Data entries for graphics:
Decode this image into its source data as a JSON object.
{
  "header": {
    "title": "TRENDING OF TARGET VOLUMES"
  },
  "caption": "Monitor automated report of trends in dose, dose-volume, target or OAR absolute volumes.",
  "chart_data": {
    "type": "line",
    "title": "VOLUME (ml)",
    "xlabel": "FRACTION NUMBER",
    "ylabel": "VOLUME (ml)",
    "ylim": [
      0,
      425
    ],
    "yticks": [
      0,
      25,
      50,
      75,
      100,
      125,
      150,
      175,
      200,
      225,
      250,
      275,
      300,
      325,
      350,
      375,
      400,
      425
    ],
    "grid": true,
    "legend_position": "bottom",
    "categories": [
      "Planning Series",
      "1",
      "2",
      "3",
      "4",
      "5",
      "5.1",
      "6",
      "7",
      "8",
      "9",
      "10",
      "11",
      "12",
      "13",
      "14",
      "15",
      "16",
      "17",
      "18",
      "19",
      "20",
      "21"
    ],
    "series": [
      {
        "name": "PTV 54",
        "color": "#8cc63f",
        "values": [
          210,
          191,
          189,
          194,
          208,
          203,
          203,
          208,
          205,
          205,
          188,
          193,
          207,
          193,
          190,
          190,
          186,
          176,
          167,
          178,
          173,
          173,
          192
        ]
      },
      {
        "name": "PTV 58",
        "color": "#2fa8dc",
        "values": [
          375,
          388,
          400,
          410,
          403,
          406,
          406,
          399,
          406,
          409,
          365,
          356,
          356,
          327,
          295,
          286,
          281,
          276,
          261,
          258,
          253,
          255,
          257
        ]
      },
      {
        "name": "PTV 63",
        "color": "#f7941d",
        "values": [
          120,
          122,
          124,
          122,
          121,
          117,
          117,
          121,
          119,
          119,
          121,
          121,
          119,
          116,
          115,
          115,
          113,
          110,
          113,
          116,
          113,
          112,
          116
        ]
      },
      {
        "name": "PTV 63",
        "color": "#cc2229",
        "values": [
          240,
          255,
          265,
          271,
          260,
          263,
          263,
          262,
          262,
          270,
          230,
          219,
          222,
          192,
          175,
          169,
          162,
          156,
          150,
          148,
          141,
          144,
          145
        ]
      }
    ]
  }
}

→ INSTRUCTIONS TO FOLLOW:
Give the listing again, word for word.

→ RESPONSE:
Decode this image into its source data as a JSON object.
{
  "header": {
    "title": "TRENDING OF TARGET VOLUMES"
  },
  "caption": "Monitor automated report of trends in dose, dose-volume, target or OAR absolute volumes.",
  "chart_data": {
    "type": "line",
    "title": "VOLUME (ml)",
    "xlabel": "FRACTION NUMBER",
    "ylabel": "VOLUME (ml)",
    "ylim": [
      0,
      425
    ],
    "yticks": [
      0,
      25,
      50,
      75,
      100,
      125,
      150,
      175,
      200,
      225,
      250,
      275,
      300,
      325,
      350,
      375,
      400,
      425
    ],
    "grid": true,
    "legend_position": "bottom",
    "categories": [
      "Planning Series",
      "1",
      "2",
      "3",
      "4",
      "5",
      "5.1",
      "6",
      "7",
      "8",
      "9",
      "10",
      "11",
      "12",
      "13",
      "14",
      "15",
      "16",
      "17",
      "18",
      "19",
      "20",
      "21"
    ],
    "series": [
      {
        "name": "PTV 54",
        "color": "#8cc63f",
        "values": [
          210,
          191,
          189,
          194,
          208,
          203,
          203,
          208,
          205,
          205,
          188,
          193,
          207,
          193,
          190,
          190,
          186,
          176,
          167,
          178,
          173,
          173,
          192
        ]
      },
      {
        "name": "PTV 58",
        "color": "#2fa8dc",
        "values": [
          375,
          388,
          400,
          410,
          403,
          406,
          406,
          399,
          406,
          409,
          365,
          356,
          356,
          327,
          295,
          286,
          281,
          276,
          261,
          258,
          253,
          255,
          257
        ]
      },
      {
        "name": "PTV 63",
        "color": "#f7941d",
        "values": [
          120,
          122,
          124,
          122,
          121,
          117,
          117,
          121,
          119,
          119,
          121,
          121,
          119,
          116,
          115,
          115,
          113,
          110,
          113,
          116,
          113,
          112,
          116
        ]
      },
      {
        "name": "PTV 63",
        "color": "#cc2229",
        "values": [
          240,
          255,
          265,
          271,
          260,
          263,
          263,
          262,
          262,
          270,
          230,
          219,
          222,
          192,
          175,
          169,
          162,
          156,
          150,
          148,
          141,
          144,
          145
        ]
      }
    ]
  }
}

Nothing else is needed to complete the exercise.